■ **EXERCISE DETAILS**:
Output every entry exactly as written, skipping any pictures.

-*-*-

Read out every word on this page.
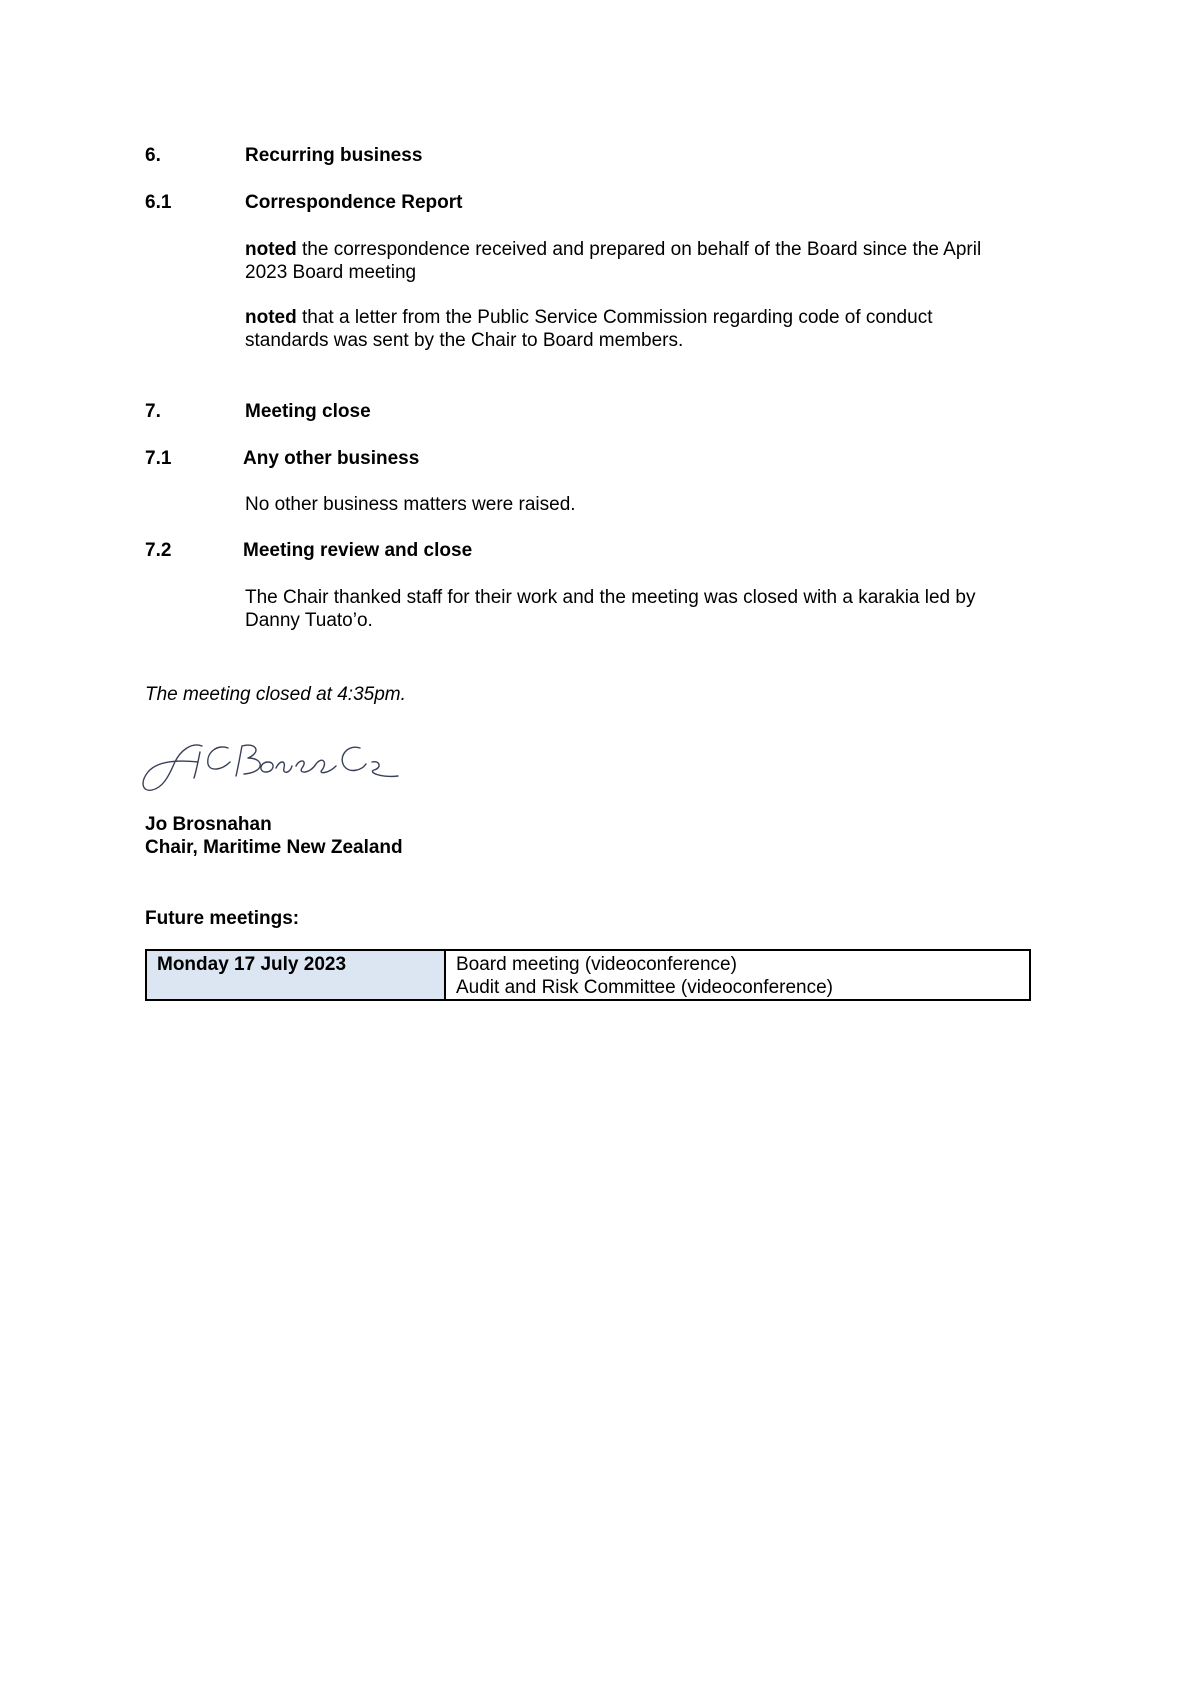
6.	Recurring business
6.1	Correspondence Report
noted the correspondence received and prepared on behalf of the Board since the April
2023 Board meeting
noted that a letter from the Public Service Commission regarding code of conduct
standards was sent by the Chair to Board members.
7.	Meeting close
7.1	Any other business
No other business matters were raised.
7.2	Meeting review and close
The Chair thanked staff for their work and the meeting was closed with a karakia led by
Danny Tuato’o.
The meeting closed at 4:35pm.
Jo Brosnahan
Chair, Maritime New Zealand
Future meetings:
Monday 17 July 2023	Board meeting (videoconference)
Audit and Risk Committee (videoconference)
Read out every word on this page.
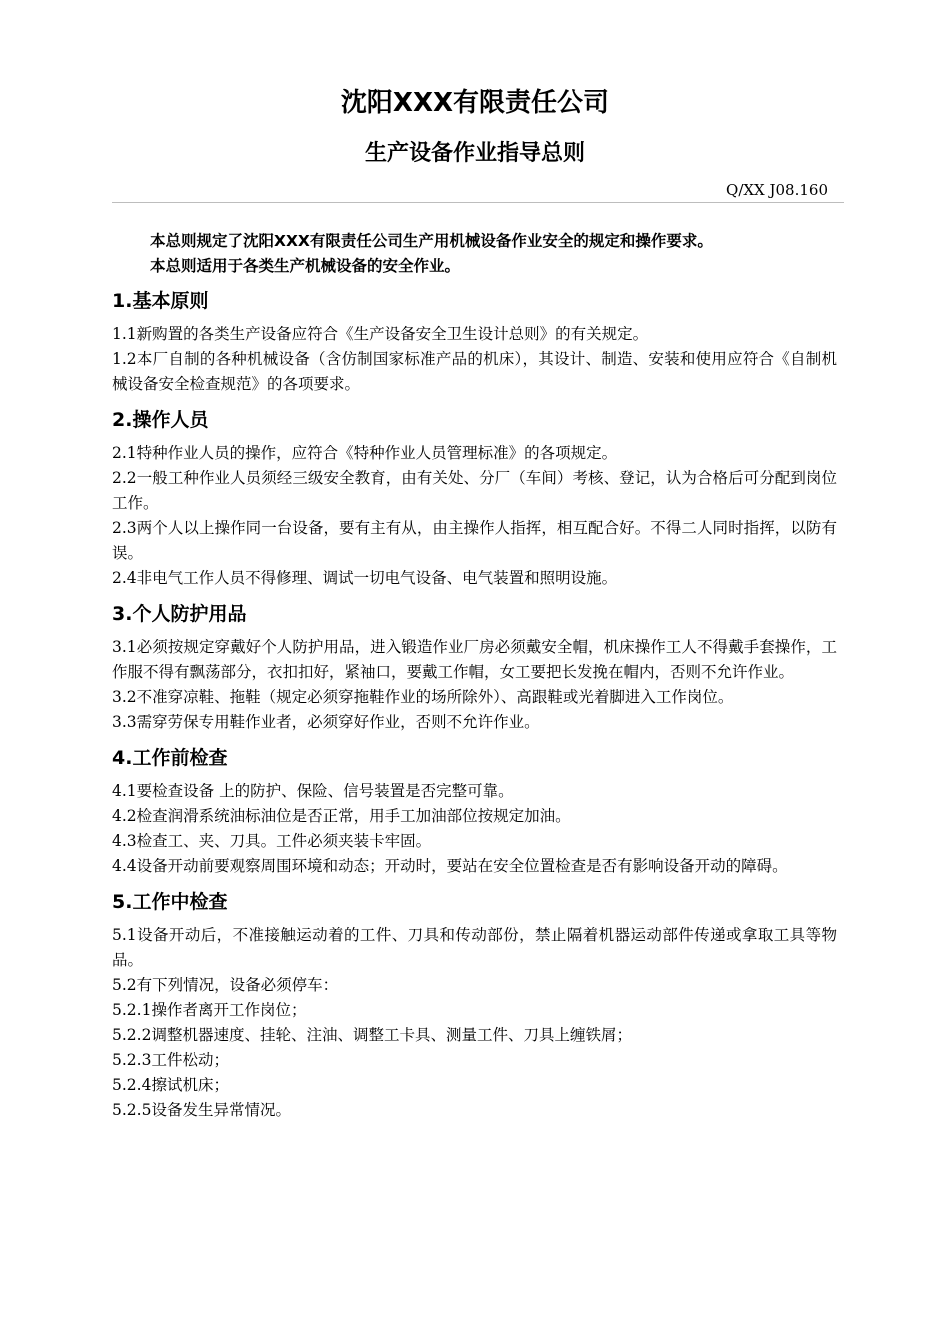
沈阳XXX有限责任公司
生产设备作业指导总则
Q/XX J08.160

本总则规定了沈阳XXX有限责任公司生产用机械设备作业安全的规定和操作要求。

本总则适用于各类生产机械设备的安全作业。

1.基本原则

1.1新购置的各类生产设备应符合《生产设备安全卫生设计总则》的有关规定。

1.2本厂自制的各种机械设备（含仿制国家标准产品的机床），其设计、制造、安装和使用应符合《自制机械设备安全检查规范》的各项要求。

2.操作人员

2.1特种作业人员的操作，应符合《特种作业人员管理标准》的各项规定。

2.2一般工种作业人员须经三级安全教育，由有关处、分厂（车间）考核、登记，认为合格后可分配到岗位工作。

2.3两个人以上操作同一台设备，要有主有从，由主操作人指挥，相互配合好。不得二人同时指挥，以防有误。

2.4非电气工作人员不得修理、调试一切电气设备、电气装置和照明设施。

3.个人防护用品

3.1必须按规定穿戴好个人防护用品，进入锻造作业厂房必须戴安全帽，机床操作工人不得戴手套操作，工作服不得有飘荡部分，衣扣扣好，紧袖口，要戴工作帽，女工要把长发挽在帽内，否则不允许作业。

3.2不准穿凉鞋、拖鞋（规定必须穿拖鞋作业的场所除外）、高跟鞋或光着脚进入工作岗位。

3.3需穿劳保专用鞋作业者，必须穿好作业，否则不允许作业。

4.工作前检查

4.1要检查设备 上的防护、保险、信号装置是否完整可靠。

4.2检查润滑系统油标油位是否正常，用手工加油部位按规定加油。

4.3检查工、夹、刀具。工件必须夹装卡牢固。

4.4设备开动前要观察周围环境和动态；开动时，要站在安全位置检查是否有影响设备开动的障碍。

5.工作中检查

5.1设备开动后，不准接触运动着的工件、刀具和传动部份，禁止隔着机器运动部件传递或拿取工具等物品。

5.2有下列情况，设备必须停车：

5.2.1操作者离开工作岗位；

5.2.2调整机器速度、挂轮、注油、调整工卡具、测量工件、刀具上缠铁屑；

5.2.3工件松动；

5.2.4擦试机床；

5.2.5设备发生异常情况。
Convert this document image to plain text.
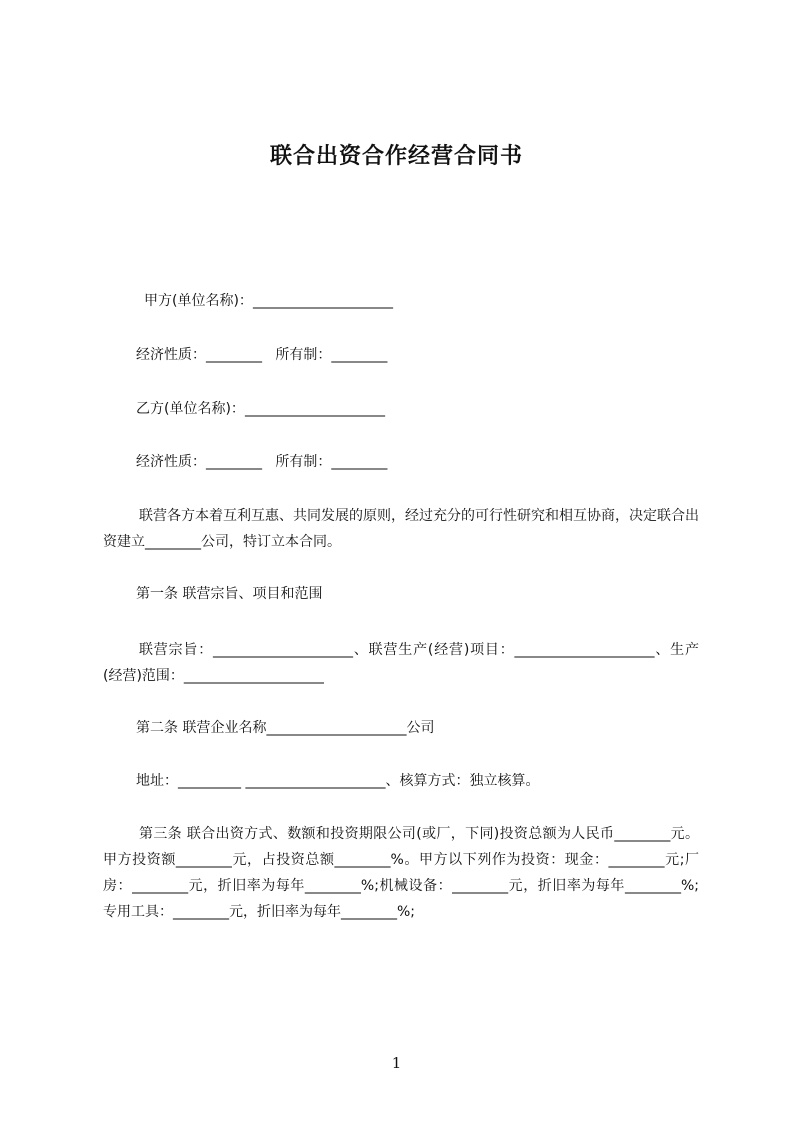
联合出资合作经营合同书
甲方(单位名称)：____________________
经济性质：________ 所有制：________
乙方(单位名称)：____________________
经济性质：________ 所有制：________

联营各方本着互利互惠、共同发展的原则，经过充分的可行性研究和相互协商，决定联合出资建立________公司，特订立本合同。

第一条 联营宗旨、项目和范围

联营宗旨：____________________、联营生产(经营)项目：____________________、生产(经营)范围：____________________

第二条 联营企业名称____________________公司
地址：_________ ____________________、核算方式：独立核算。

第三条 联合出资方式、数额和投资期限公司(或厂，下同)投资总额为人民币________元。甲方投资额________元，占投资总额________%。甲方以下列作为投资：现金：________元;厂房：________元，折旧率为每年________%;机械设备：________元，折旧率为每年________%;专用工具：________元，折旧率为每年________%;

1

-*-*-

■ **WRITTEN ANSWER**:
Read out every word on this page.
6.	Recurring business
6.1	Correspondence Report
noted the correspondence received and prepared on behalf of the Board since the April
2023 Board meeting
noted that a letter from the Public Service Commission regarding code of conduct
standards was sent by the Chair to Board members.
7.	Meeting close
7.1	Any other business
No other business matters were raised.
7.2	Meeting review and close
The Chair thanked staff for their work and the meeting was closed with a karakia led by
Danny Tuato’o.
The meeting closed at 4:35pm.
Jo Brosnahan
Chair, Maritime New Zealand
Future meetings:
Monday 17 July 2023	Board meeting (videoconference)
Audit and Risk Committee (videoconference)
Read out every word on this page.
沈阳XXX有限责任公司
生产设备作业指导总则
Q/XX J08.160

本总则规定了沈阳XXX有限责任公司生产用机械设备作业安全的规定和操作要求。

本总则适用于各类生产机械设备的安全作业。

1.基本原则

1.1新购置的各类生产设备应符合《生产设备安全卫生设计总则》的有关规定。

1.2本厂自制的各种机械设备（含仿制国家标准产品的机床），其设计、制造、安装和使用应符合《自制机械设备安全检查规范》的各项要求。

2.操作人员

2.1特种作业人员的操作，应符合《特种作业人员管理标准》的各项规定。

2.2一般工种作业人员须经三级安全教育，由有关处、分厂（车间）考核、登记，认为合格后可分配到岗位工作。

2.3两个人以上操作同一台设备，要有主有从，由主操作人指挥，相互配合好。不得二人同时指挥，以防有误。

2.4非电气工作人员不得修理、调试一切电气设备、电气装置和照明设施。

3.个人防护用品

3.1必须按规定穿戴好个人防护用品，进入锻造作业厂房必须戴安全帽，机床操作工人不得戴手套操作，工作服不得有飘荡部分，衣扣扣好，紧袖口，要戴工作帽，女工要把长发挽在帽内，否则不允许作业。

3.2不准穿凉鞋、拖鞋（规定必须穿拖鞋作业的场所除外）、高跟鞋或光着脚进入工作岗位。

3.3需穿劳保专用鞋作业者，必须穿好作业，否则不允许作业。

4.工作前检查

4.1要检查设备 上的防护、保险、信号装置是否完整可靠。

4.2检查润滑系统油标油位是否正常，用手工加油部位按规定加油。

4.3检查工、夹、刀具。工件必须夹装卡牢固。

4.4设备开动前要观察周围环境和动态；开动时，要站在安全位置检查是否有影响设备开动的障碍。

5.工作中检查

5.1设备开动后，不准接触运动着的工件、刀具和传动部份，禁止隔着机器运动部件传递或拿取工具等物品。

5.2有下列情况，设备必须停车：

5.2.1操作者离开工作岗位；

5.2.2调整机器速度、挂轮、注油、调整工卡具、测量工件、刀具上缠铁屑；

5.2.3工件松动；

5.2.4擦试机床；

5.2.5设备发生异常情况。
Convert this document image to plain text.
联合出资合作经营合同书
甲方(单位名称)：____________________
经济性质：________ 所有制：________
乙方(单位名称)：____________________
经济性质：________ 所有制：________

联营各方本着互利互惠、共同发展的原则，经过充分的可行性研究和相互协商，决定联合出资建立________公司，特订立本合同。

第一条 联营宗旨、项目和范围

联营宗旨：____________________、联营生产(经营)项目：____________________、生产(经营)范围：____________________

第二条 联营企业名称____________________公司
地址：_________ ____________________、核算方式：独立核算。

第三条 联合出资方式、数额和投资期限公司(或厂，下同)投资总额为人民币________元。甲方投资额________元，占投资总额________%。甲方以下列作为投资：现金：________元;厂房：________元，折旧率为每年________%;机械设备：________元，折旧率为每年________%;专用工具：________元，折旧率为每年________%;

1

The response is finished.